**Items listed in a dataset**:
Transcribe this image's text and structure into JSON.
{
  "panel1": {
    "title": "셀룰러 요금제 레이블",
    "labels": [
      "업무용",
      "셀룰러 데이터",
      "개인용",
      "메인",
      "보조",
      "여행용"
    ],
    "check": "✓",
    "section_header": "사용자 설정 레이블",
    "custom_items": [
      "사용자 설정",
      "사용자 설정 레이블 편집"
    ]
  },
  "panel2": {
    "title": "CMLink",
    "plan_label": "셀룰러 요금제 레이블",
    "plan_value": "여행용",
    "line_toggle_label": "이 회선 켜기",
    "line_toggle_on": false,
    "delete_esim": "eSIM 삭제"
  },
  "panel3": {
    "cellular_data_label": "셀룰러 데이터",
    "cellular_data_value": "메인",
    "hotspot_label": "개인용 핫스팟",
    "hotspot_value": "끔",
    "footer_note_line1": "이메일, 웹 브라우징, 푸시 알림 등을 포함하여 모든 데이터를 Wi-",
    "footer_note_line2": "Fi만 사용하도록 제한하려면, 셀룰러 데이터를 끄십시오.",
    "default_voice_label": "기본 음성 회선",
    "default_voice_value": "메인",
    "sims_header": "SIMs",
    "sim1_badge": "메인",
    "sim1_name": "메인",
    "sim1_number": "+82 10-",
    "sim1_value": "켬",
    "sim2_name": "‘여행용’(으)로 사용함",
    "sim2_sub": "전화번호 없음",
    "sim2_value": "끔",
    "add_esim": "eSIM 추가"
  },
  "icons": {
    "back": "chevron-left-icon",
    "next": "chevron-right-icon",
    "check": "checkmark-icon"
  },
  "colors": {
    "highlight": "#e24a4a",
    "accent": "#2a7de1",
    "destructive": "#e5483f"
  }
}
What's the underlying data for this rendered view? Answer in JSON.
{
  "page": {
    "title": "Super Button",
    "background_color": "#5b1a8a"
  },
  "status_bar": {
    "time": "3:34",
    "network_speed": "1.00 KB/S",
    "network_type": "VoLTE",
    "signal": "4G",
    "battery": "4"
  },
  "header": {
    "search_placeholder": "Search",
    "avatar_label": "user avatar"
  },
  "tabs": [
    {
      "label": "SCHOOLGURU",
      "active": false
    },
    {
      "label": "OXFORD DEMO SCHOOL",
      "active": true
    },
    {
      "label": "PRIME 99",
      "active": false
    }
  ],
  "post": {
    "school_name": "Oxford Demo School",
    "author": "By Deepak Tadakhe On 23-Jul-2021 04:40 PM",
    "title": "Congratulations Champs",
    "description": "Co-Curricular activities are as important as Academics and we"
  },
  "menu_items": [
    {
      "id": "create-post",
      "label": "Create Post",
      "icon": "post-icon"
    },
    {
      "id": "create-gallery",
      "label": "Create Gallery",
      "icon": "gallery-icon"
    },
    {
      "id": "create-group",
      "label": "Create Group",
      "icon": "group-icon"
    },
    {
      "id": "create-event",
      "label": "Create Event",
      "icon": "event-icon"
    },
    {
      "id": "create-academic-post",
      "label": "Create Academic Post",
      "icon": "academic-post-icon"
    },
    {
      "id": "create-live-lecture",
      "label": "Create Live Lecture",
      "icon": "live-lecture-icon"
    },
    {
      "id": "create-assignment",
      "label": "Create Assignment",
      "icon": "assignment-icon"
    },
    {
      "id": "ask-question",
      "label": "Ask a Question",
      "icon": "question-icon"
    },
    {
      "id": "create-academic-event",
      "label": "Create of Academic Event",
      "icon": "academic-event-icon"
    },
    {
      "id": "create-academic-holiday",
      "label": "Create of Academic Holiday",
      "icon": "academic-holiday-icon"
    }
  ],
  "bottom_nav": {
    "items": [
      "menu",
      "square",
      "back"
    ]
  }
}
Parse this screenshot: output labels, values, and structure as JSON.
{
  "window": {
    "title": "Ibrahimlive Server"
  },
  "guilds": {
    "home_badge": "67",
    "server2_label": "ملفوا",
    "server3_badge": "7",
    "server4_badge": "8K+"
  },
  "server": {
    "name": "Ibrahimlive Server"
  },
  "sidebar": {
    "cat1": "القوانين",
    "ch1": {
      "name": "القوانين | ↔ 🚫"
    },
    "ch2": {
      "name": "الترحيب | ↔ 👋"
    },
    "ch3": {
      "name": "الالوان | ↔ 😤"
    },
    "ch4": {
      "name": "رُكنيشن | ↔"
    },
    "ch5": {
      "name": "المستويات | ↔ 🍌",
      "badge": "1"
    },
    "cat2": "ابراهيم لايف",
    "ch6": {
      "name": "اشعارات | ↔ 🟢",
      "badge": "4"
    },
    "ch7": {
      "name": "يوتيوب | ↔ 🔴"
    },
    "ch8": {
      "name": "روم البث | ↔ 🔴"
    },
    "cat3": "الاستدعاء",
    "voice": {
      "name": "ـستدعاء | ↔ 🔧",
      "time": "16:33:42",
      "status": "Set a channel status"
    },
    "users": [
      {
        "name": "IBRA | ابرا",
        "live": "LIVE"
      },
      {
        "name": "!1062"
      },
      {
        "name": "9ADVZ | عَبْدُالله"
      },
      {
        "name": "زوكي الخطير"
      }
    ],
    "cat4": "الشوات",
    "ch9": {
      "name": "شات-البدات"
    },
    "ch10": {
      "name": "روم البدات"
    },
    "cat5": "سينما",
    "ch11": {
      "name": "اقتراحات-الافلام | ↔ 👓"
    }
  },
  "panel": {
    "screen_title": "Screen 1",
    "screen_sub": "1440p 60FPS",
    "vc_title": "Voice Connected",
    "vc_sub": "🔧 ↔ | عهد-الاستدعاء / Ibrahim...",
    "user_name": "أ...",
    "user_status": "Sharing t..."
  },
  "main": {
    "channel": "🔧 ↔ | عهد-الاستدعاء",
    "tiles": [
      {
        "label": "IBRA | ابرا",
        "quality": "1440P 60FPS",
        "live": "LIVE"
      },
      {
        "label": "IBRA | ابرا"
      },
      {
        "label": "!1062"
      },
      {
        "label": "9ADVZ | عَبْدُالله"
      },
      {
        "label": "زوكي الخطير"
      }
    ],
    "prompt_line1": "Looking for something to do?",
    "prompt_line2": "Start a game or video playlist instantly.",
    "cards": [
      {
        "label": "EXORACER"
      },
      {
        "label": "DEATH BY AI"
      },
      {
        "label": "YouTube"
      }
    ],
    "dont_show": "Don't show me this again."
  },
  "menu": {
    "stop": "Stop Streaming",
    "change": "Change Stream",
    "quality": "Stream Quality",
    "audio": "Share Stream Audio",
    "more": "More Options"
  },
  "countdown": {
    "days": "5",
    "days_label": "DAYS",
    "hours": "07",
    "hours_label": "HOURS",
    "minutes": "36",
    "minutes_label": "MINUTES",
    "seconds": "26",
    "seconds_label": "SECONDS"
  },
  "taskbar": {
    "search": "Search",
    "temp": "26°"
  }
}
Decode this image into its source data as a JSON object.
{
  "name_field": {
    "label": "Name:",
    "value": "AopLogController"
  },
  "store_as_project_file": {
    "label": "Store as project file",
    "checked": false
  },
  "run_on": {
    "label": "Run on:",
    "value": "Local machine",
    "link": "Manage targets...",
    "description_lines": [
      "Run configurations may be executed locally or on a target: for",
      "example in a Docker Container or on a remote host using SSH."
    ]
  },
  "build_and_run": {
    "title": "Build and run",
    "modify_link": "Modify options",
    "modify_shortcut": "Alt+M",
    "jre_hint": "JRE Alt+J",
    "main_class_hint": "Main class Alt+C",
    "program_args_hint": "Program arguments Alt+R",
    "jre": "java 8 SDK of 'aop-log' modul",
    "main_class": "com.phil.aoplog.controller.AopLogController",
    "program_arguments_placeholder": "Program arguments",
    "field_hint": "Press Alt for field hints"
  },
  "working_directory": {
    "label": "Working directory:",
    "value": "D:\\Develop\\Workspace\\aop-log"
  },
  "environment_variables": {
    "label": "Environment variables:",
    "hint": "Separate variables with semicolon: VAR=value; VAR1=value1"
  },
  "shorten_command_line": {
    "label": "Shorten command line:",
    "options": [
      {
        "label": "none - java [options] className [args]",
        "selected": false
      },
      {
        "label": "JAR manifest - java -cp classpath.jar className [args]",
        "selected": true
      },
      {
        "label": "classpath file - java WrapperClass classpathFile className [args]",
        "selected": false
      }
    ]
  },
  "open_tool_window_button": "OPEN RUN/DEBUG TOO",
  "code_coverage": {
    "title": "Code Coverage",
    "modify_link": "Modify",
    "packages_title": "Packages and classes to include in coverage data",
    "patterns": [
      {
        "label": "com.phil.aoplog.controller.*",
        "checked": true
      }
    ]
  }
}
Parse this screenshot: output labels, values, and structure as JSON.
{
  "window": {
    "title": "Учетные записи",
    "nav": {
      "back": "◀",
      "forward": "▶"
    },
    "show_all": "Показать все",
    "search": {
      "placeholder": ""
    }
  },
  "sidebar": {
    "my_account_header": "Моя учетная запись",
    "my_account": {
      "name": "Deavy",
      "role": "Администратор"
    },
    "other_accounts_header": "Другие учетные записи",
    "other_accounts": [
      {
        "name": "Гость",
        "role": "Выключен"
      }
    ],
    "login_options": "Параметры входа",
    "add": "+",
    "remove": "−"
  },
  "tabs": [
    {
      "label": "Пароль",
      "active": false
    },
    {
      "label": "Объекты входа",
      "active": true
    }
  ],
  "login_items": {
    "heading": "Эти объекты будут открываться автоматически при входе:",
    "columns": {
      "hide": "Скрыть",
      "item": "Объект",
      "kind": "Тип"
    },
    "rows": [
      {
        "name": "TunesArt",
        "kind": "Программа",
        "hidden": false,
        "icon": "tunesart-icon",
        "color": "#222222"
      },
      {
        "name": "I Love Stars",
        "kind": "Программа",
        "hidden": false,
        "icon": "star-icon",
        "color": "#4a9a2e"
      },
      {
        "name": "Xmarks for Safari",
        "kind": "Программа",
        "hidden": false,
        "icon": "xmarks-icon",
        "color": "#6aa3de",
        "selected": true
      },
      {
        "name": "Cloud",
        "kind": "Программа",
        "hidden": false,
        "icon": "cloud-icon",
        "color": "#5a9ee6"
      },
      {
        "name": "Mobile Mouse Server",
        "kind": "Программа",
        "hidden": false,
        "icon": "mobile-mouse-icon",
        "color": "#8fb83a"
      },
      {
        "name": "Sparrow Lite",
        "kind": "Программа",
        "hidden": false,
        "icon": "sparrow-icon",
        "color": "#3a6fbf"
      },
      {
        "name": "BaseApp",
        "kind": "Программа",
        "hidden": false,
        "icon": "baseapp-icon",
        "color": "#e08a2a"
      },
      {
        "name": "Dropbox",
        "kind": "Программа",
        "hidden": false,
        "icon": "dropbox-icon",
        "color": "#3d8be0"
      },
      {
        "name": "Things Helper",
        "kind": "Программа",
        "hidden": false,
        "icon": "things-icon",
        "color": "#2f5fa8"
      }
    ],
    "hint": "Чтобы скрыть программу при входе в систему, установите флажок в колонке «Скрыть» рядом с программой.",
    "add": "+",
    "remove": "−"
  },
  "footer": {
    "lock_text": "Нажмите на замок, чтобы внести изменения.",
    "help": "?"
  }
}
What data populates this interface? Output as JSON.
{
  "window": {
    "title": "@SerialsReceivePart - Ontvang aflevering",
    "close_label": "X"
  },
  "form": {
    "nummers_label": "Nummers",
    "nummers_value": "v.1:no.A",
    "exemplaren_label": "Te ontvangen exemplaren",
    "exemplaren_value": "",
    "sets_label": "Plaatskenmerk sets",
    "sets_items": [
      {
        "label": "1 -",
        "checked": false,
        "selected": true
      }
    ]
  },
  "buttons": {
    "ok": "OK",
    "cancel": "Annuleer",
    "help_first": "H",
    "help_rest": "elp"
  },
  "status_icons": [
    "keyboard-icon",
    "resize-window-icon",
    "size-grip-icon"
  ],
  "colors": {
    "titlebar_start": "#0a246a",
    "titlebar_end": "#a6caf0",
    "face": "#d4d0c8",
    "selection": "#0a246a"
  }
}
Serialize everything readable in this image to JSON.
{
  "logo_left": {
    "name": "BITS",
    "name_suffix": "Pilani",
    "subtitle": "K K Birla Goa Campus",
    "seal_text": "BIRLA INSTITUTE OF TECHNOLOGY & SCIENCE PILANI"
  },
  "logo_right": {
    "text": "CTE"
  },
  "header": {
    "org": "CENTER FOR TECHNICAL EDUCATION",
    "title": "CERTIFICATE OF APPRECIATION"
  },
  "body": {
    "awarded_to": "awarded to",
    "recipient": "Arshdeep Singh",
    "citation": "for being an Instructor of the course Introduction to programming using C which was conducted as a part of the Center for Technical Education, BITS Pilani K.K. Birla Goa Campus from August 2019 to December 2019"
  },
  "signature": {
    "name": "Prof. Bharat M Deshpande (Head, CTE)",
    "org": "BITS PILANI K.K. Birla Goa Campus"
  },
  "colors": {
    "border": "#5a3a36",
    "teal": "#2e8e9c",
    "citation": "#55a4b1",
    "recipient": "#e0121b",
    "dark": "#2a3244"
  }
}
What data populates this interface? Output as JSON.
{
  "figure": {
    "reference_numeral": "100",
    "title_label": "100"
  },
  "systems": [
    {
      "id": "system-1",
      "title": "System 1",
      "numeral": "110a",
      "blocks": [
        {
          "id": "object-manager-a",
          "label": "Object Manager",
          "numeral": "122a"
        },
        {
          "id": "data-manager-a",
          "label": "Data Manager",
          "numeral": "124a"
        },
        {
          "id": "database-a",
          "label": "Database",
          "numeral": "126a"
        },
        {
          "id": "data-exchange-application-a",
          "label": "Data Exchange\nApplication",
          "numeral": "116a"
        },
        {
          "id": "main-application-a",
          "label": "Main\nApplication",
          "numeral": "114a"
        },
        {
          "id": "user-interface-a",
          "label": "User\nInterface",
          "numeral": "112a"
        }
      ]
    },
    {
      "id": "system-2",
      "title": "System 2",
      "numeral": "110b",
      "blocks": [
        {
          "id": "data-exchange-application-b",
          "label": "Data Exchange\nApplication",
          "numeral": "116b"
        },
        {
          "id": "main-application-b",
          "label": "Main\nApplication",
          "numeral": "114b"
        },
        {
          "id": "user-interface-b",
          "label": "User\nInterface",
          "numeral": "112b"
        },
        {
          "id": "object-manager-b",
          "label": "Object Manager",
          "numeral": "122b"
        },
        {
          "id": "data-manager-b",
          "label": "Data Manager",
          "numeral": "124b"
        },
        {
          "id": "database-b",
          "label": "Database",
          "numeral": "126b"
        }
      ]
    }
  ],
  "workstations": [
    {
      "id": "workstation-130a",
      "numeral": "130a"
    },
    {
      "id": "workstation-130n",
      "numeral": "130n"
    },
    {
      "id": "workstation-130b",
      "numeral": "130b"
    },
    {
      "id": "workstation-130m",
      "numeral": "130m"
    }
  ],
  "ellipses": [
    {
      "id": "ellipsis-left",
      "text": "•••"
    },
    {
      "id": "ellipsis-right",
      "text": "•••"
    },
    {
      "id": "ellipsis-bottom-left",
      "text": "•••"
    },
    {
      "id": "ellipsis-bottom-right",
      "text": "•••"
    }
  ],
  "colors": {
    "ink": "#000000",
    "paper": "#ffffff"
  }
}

**AIM**:
From the listing above, copy all lines holding the word "JSON".

**SOLVED EXERCISE**:
Transcribe this image's text and structure into JSON.
What's the underlying data for this rendered view? Answer in JSON.
Parse this screenshot: output labels, values, and structure as JSON.
Decode this image into its source data as a JSON object.
Parse this screenshot: output labels, values, and structure as JSON.
What data populates this interface? Output as JSON.
Serialize everything readable in this image to JSON.
What data populates this interface? Output as JSON.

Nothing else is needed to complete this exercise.